→ **JOB**:
What is the number of lines containing the word "name"? Give that number alone.
..........
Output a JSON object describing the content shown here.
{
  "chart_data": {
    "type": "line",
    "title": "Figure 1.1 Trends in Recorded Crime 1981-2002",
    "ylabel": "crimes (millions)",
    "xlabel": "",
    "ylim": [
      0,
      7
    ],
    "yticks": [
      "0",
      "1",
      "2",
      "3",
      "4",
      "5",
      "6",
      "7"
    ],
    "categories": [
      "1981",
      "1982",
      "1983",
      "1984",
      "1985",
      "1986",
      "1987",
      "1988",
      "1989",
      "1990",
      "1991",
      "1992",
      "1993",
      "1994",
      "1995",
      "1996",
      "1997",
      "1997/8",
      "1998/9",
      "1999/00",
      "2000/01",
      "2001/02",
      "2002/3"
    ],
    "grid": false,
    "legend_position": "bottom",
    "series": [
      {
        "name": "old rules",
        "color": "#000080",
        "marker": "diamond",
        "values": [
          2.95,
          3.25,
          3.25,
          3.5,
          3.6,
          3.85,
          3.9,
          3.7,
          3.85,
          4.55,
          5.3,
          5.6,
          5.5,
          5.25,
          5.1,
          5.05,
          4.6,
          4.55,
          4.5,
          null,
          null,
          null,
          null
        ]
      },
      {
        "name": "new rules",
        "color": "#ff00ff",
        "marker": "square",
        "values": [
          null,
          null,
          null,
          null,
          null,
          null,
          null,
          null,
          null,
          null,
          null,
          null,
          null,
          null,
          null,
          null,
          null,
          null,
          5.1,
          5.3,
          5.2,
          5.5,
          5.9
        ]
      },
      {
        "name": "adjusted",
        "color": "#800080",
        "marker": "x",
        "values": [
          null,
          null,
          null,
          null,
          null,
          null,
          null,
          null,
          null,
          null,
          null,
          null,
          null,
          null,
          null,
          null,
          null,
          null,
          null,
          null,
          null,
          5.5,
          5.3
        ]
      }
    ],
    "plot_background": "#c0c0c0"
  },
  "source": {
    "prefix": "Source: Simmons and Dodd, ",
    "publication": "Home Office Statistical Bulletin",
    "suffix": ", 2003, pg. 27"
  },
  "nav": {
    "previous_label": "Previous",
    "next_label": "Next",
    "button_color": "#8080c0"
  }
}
..........
→ **SOLUTION TO THE EXERCISE**:
3